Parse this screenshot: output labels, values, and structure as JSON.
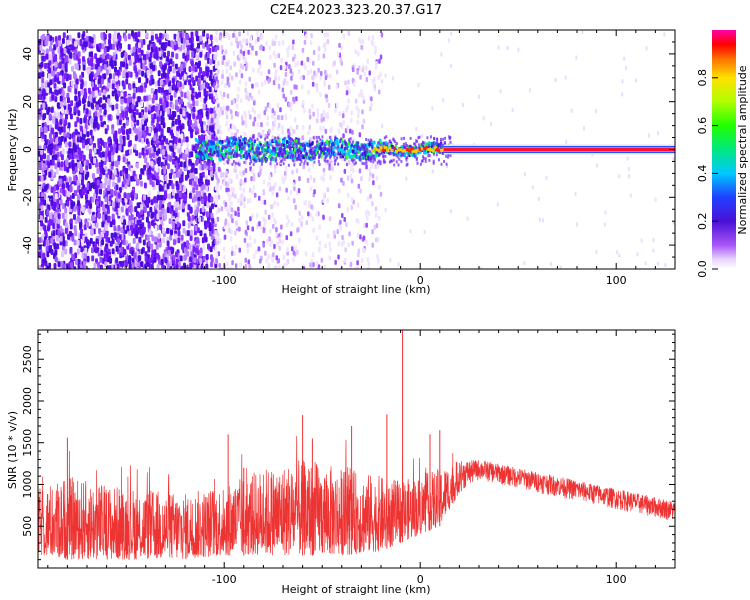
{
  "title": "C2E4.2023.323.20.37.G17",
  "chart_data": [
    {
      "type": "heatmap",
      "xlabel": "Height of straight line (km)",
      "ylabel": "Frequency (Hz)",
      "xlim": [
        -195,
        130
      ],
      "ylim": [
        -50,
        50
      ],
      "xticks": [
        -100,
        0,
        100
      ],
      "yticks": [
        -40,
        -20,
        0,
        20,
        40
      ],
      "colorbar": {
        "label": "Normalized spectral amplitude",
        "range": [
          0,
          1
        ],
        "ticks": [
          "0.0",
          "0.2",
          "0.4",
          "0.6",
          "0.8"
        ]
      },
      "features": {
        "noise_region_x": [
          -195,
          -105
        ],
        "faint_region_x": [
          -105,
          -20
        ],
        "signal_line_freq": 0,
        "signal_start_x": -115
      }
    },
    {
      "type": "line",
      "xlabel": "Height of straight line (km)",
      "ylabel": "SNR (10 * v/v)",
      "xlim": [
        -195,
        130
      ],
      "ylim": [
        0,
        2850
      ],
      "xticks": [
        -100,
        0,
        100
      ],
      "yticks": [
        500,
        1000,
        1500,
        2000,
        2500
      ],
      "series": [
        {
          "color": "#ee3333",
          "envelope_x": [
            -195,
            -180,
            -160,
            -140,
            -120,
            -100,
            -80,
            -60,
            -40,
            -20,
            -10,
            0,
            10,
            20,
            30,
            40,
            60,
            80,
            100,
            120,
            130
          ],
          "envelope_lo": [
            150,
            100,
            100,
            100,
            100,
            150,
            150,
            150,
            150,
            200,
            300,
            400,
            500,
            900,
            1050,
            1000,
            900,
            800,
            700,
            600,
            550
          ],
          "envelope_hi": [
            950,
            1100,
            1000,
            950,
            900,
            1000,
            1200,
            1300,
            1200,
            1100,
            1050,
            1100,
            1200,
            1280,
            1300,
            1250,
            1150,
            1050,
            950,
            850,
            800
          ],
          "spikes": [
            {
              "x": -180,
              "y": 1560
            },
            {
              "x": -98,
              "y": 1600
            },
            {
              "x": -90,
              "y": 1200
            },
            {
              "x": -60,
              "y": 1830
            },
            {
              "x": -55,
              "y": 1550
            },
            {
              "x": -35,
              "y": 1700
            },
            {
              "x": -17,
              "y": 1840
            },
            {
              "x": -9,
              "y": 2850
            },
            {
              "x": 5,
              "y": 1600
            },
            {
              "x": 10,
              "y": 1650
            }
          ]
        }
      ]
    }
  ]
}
============================================================
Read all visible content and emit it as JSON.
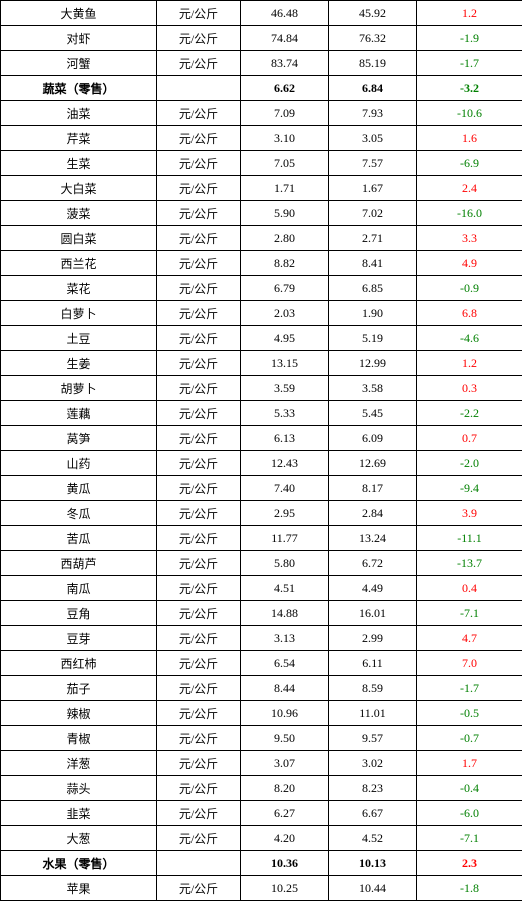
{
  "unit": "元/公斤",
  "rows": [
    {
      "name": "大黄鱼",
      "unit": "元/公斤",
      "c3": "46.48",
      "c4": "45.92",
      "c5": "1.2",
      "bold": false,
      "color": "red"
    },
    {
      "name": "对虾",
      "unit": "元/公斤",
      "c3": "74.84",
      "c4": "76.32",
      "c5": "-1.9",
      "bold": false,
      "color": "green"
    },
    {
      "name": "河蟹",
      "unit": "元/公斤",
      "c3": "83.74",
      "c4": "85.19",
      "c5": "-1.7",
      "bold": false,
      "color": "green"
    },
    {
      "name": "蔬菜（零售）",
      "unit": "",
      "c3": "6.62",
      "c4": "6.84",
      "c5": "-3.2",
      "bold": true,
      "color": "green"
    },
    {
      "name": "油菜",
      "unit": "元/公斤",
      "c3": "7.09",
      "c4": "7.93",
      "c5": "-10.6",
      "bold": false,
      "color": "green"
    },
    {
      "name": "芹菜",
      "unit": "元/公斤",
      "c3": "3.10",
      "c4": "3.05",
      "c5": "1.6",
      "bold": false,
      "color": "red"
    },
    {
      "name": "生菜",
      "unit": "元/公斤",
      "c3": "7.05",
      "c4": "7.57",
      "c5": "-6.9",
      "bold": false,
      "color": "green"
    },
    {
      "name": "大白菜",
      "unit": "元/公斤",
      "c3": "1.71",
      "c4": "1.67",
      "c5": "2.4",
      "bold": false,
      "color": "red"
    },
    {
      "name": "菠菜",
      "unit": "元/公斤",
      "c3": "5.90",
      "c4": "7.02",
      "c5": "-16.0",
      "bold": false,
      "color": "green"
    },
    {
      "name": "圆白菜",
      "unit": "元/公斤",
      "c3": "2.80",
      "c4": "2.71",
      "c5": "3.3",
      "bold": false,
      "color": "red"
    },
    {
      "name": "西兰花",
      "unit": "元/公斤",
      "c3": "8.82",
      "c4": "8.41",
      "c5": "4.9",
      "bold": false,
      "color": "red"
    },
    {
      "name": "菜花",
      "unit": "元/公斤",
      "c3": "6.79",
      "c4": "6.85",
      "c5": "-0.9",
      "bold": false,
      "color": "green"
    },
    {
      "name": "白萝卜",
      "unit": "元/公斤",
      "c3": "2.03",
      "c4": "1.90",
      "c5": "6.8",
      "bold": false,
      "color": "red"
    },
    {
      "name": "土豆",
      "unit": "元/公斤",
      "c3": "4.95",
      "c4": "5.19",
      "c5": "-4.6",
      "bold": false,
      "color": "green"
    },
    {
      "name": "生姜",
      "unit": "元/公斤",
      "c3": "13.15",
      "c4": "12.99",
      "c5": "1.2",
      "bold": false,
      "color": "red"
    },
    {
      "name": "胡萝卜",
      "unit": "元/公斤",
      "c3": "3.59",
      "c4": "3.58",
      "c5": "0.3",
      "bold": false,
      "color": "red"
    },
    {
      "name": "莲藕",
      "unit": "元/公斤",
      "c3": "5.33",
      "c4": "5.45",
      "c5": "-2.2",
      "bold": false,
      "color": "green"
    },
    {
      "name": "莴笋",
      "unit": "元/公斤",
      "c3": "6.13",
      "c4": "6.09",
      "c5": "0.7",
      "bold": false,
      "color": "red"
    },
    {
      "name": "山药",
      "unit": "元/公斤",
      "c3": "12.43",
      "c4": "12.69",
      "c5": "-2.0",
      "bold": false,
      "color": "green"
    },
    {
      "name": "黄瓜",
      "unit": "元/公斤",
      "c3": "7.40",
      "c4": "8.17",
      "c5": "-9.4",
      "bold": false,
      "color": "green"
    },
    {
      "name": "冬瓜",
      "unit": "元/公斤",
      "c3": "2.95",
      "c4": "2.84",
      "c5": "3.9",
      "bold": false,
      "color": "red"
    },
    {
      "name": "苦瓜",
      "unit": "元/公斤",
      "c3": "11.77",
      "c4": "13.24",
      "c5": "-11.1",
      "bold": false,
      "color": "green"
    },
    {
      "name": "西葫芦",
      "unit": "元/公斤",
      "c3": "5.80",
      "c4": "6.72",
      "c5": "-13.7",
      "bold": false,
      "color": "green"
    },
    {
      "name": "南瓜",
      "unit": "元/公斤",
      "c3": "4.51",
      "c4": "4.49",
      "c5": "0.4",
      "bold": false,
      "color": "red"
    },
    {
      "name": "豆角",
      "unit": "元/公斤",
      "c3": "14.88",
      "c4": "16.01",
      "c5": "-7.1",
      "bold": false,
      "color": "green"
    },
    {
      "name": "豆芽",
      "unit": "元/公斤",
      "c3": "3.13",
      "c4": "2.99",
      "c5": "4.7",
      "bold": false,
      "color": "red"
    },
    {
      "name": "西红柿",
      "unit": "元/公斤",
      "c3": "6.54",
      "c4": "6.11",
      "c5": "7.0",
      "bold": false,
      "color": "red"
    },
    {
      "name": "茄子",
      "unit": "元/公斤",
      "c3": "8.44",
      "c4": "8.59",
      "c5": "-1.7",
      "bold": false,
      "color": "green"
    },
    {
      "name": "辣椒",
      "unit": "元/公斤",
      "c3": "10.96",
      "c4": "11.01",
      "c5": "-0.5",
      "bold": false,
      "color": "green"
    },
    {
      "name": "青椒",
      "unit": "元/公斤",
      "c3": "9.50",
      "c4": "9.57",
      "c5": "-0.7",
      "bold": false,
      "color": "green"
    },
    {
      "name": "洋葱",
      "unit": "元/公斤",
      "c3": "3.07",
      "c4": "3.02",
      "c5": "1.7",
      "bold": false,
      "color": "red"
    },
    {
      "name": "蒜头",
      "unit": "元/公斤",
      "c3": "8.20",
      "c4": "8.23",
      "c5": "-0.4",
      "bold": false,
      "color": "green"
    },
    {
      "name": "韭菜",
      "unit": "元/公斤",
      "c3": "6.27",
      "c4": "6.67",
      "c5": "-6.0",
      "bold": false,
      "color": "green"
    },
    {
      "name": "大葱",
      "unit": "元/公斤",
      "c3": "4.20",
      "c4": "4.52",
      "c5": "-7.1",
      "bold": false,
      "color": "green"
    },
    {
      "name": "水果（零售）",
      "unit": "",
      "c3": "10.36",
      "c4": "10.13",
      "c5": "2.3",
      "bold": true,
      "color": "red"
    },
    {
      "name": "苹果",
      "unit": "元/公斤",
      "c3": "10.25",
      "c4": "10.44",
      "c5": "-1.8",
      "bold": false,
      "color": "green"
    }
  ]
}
============================================================
Instruction :: Identify each line containing the string "JSON" and copy it out.

Correct output ::
Parse this screenshot: output labels, values, and structure as JSON.
Read all visible content and emit it as JSON.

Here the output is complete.